Data for processing:
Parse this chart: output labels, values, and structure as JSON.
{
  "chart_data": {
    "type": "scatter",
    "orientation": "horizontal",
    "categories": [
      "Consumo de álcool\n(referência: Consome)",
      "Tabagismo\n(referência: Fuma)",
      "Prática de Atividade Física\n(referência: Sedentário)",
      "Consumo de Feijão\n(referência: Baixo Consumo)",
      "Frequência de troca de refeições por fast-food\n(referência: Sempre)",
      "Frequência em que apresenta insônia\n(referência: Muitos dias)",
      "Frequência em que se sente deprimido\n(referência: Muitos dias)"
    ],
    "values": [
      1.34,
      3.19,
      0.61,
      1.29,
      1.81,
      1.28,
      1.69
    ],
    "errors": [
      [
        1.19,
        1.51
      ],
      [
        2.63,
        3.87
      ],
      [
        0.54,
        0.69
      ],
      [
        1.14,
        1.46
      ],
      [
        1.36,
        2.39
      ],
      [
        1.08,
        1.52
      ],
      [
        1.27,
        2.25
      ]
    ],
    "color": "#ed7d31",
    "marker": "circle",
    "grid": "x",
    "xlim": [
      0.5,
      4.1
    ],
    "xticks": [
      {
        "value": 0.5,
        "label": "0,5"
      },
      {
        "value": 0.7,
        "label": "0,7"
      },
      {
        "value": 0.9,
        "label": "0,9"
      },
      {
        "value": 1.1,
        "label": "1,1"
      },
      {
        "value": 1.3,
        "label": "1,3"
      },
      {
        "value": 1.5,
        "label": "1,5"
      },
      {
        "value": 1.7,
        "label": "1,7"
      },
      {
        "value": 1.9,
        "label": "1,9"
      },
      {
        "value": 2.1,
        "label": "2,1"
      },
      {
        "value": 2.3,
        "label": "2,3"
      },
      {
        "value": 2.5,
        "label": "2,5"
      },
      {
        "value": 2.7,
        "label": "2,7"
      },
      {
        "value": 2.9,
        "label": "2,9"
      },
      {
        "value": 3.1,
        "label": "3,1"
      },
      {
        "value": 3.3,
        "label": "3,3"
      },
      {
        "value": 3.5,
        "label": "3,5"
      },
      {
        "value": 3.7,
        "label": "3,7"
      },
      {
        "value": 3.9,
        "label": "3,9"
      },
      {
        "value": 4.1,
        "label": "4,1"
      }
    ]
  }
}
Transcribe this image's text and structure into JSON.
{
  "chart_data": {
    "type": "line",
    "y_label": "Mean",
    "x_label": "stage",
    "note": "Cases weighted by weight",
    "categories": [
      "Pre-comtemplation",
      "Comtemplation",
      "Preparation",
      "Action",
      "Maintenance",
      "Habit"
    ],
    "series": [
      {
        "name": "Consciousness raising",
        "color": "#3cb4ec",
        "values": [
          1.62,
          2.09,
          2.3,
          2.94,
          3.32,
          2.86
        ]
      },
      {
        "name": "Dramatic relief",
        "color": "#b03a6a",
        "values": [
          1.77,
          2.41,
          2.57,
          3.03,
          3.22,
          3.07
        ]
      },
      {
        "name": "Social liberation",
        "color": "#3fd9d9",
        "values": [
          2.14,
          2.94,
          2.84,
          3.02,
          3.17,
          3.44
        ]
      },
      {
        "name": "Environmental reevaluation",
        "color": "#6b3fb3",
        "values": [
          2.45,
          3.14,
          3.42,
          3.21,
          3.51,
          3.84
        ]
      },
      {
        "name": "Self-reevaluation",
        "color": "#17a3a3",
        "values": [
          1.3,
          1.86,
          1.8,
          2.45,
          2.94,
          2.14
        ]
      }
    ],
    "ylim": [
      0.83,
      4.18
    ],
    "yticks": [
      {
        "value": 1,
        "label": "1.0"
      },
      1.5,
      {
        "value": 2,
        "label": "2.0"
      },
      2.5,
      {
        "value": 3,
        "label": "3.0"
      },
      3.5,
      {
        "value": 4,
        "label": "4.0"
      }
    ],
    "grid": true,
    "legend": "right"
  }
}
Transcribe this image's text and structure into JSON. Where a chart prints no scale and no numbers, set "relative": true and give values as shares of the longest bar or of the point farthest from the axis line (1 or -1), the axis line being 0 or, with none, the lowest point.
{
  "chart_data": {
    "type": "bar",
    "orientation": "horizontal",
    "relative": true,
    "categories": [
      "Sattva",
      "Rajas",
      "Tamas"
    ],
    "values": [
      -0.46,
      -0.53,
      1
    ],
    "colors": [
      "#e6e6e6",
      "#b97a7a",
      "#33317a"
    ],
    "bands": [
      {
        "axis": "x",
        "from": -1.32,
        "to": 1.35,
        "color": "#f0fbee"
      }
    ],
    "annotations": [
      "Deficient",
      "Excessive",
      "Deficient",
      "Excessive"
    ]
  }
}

Task brief:
All of the lines above must be returned exactly.

Exercise response:
Parse this chart: output labels, values, and structure as JSON.
{
  "chart_data": {
    "type": "scatter",
    "orientation": "horizontal",
    "categories": [
      "Consumo de álcool\n(referência: Consome)",
      "Tabagismo\n(referência: Fuma)",
      "Prática de Atividade Física\n(referência: Sedentário)",
      "Consumo de Feijão\n(referência: Baixo Consumo)",
      "Frequência de troca de refeições por fast-food\n(referência: Sempre)",
      "Frequência em que apresenta insônia\n(referência: Muitos dias)",
      "Frequência em que se sente deprimido\n(referência: Muitos dias)"
    ],
    "values": [
      1.34,
      3.19,
      0.61,
      1.29,
      1.81,
      1.28,
      1.69
    ],
    "errors": [
      [
        1.19,
        1.51
      ],
      [
        2.63,
        3.87
      ],
      [
        0.54,
        0.69
      ],
      [
        1.14,
        1.46
      ],
      [
        1.36,
        2.39
      ],
      [
        1.08,
        1.52
      ],
      [
        1.27,
        2.25
      ]
    ],
    "color": "#ed7d31",
    "marker": "circle",
    "grid": "x",
    "xlim": [
      0.5,
      4.1
    ],
    "xticks": [
      {
        "value": 0.5,
        "label": "0,5"
      },
      {
        "value": 0.7,
        "label": "0,7"
      },
      {
        "value": 0.9,
        "label": "0,9"
      },
      {
        "value": 1.1,
        "label": "1,1"
      },
      {
        "value": 1.3,
        "label": "1,3"
      },
      {
        "value": 1.5,
        "label": "1,5"
      },
      {
        "value": 1.7,
        "label": "1,7"
      },
      {
        "value": 1.9,
        "label": "1,9"
      },
      {
        "value": 2.1,
        "label": "2,1"
      },
      {
        "value": 2.3,
        "label": "2,3"
      },
      {
        "value": 2.5,
        "label": "2,5"
      },
      {
        "value": 2.7,
        "label": "2,7"
      },
      {
        "value": 2.9,
        "label": "2,9"
      },
      {
        "value": 3.1,
        "label": "3,1"
      },
      {
        "value": 3.3,
        "label": "3,3"
      },
      {
        "value": 3.5,
        "label": "3,5"
      },
      {
        "value": 3.7,
        "label": "3,7"
      },
      {
        "value": 3.9,
        "label": "3,9"
      },
      {
        "value": 4.1,
        "label": "4,1"
      }
    ]
  }
}
Transcribe this image's text and structure into JSON.
{
  "chart_data": {
    "type": "line",
    "y_label": "Mean",
    "x_label": "stage",
    "note": "Cases weighted by weight",
    "categories": [
      "Pre-comtemplation",
      "Comtemplation",
      "Preparation",
      "Action",
      "Maintenance",
      "Habit"
    ],
    "series": [
      {
        "name": "Consciousness raising",
        "color": "#3cb4ec",
        "values": [
          1.62,
          2.09,
          2.3,
          2.94,
          3.32,
          2.86
        ]
      },
      {
        "name": "Dramatic relief",
        "color": "#b03a6a",
        "values": [
          1.77,
          2.41,
          2.57,
          3.03,
          3.22,
          3.07
        ]
      },
      {
        "name": "Social liberation",
        "color": "#3fd9d9",
        "values": [
          2.14,
          2.94,
          2.84,
          3.02,
          3.17,
          3.44
        ]
      },
      {
        "name": "Environmental reevaluation",
        "color": "#6b3fb3",
        "values": [
          2.45,
          3.14,
          3.42,
          3.21,
          3.51,
          3.84
        ]
      },
      {
        "name": "Self-reevaluation",
        "color": "#17a3a3",
        "values": [
          1.3,
          1.86,
          1.8,
          2.45,
          2.94,
          2.14
        ]
      }
    ],
    "ylim": [
      0.83,
      4.18
    ],
    "yticks": [
      {
        "value": 1,
        "label": "1.0"
      },
      1.5,
      {
        "value": 2,
        "label": "2.0"
      },
      2.5,
      {
        "value": 3,
        "label": "3.0"
      },
      3.5,
      {
        "value": 4,
        "label": "4.0"
      }
    ],
    "grid": true,
    "legend": "right"
  }
}
Transcribe this image's text and structure into JSON. Where a chart prints no scale and no numbers, set "relative": true and give values as shares of the longest bar or of the point farthest from the axis line (1 or -1), the axis line being 0 or, with none, the lowest point.
{
  "chart_data": {
    "type": "bar",
    "orientation": "horizontal",
    "relative": true,
    "categories": [
      "Sattva",
      "Rajas",
      "Tamas"
    ],
    "values": [
      -0.46,
      -0.53,
      1
    ],
    "colors": [
      "#e6e6e6",
      "#b97a7a",
      "#33317a"
    ],
    "bands": [
      {
        "axis": "x",
        "from": -1.32,
        "to": 1.35,
        "color": "#f0fbee"
      }
    ],
    "annotations": [
      "Deficient",
      "Excessive",
      "Deficient",
      "Excessive"
    ]
  }
}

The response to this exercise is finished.